What is required:
Images must not appear in your copy; reproduce every other part of the records exactly.

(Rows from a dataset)
-- Start --

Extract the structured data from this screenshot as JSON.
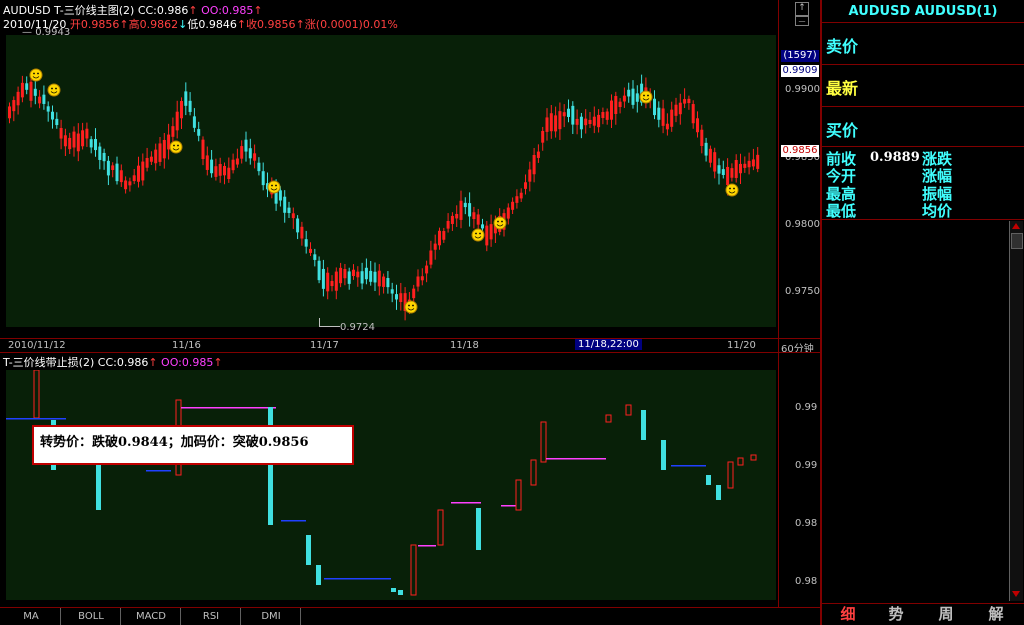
{
  "main_chart": {
    "title": "AUDUSD T-三价线主图(2)",
    "cc": "CC:0.986",
    "cc_up": "↑",
    "oo": "OO:0.985",
    "oo_up": "↑",
    "info_line": {
      "date": "2010/11/20",
      "open": "开0.9856",
      "open_arrow": "↑",
      "high": "高0.9862",
      "high_arrow": "↑",
      "low": "低0.9846",
      "low_arrow": "↓",
      "close": "收0.9856",
      "close_arrow": "↑",
      "change": "涨(0.0001)0.01%"
    },
    "top_value": "0.9943",
    "bottom_value": "0.9724",
    "y_ticks": [
      "0.9900",
      "0.9850",
      "0.9800",
      "0.9750"
    ],
    "count_badge": "(1597)",
    "current_badge": "0.9909",
    "price_badge": "0.9856",
    "x_labels": [
      "2010/11/12",
      "11/16",
      "11/17",
      "11/18",
      "11/18,22:00",
      "11/20"
    ],
    "period": "60分钟"
  },
  "sub_chart": {
    "title": "T-三价线带止损(2)",
    "cc": "CC:0.986",
    "cc_up": "↑",
    "oo": "OO:0.985",
    "oo_up": "↑",
    "y_ticks": [
      "0.99",
      "0.99",
      "0.98",
      "0.98"
    ],
    "annotation": "转势价：跌破0.9844；加码价：突破0.9856"
  },
  "right_panel": {
    "header": "AUDUSD AUDUSD(1)",
    "sell": "卖价",
    "latest": "最新",
    "buy": "买价",
    "prev_close": "前收",
    "prev_close_value": "0.9889",
    "change_label": "涨跌",
    "open_label": "今开",
    "change_pct_label": "涨幅",
    "high_label": "最高",
    "amplitude_label": "振幅",
    "low_label": "最低",
    "avg_label": "均价",
    "tabs": [
      "细",
      "势",
      "周",
      "解"
    ]
  },
  "bottom_tabs": [
    "MA",
    "BOLL",
    "MACD",
    "RSI",
    "DMI"
  ],
  "chart_data": {
    "type": "candlestick",
    "ylim": [
      0.9724,
      0.9943
    ],
    "marker_label": "smiley"
  },
  "colors": {
    "up": "#ff2020",
    "down": "#40e0e0",
    "plot_bg": "#082008",
    "border": "#800000",
    "accent": "#40ffff"
  }
}
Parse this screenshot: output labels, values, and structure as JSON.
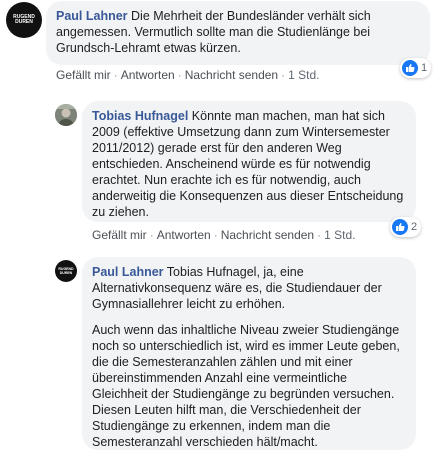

-- End --

Solution to this exercise:
Extract the structured data from this screenshot as JSON.
{
  "main_chart": {
    "title": "AUDUSD T-三价线主图(2)",
    "cc": "CC:0.986",
    "cc_up": "↑",
    "oo": "OO:0.985",
    "oo_up": "↑",
    "info_line": {
      "date": "2010/11/20",
      "open": "开0.9856",
      "open_arrow": "↑",
      "high": "高0.9862",
      "high_arrow": "↑",
      "low": "低0.9846",
      "low_arrow": "↓",
      "close": "收0.9856",
      "close_arrow": "↑",
      "change": "涨(0.0001)0.01%"
    },
    "top_value": "0.9943",
    "bottom_value": "0.9724",
    "y_ticks": [
      "0.9900",
      "0.9850",
      "0.9800",
      "0.9750"
    ],
    "count_badge": "(1597)",
    "current_badge": "0.9909",
    "price_badge": "0.9856",
    "x_labels": [
      "2010/11/12",
      "11/16",
      "11/17",
      "11/18",
      "11/18,22:00",
      "11/20"
    ],
    "period": "60分钟"
  },
  "sub_chart": {
    "title": "T-三价线带止损(2)",
    "cc": "CC:0.986",
    "cc_up": "↑",
    "oo": "OO:0.985",
    "oo_up": "↑",
    "y_ticks": [
      "0.99",
      "0.99",
      "0.98",
      "0.98"
    ],
    "annotation": "转势价：跌破0.9844；加码价：突破0.9856"
  },
  "right_panel": {
    "header": "AUDUSD AUDUSD(1)",
    "sell": "卖价",
    "latest": "最新",
    "buy": "买价",
    "prev_close": "前收",
    "prev_close_value": "0.9889",
    "change_label": "涨跌",
    "open_label": "今开",
    "change_pct_label": "涨幅",
    "high_label": "最高",
    "amplitude_label": "振幅",
    "low_label": "最低",
    "avg_label": "均价",
    "tabs": [
      "细",
      "势",
      "周",
      "解"
    ]
  },
  "bottom_tabs": [
    "MA",
    "BOLL",
    "MACD",
    "RSI",
    "DMI"
  ],
  "chart_data": {
    "type": "candlestick",
    "ylim": [
      0.9724,
      0.9943
    ],
    "marker_label": "smiley"
  },
  "colors": {
    "up": "#ff2020",
    "down": "#40e0e0",
    "plot_bg": "#082008",
    "border": "#800000",
    "accent": "#40ffff"
  }
}
Parse this screenshot: output labels, values, and structure as JSON.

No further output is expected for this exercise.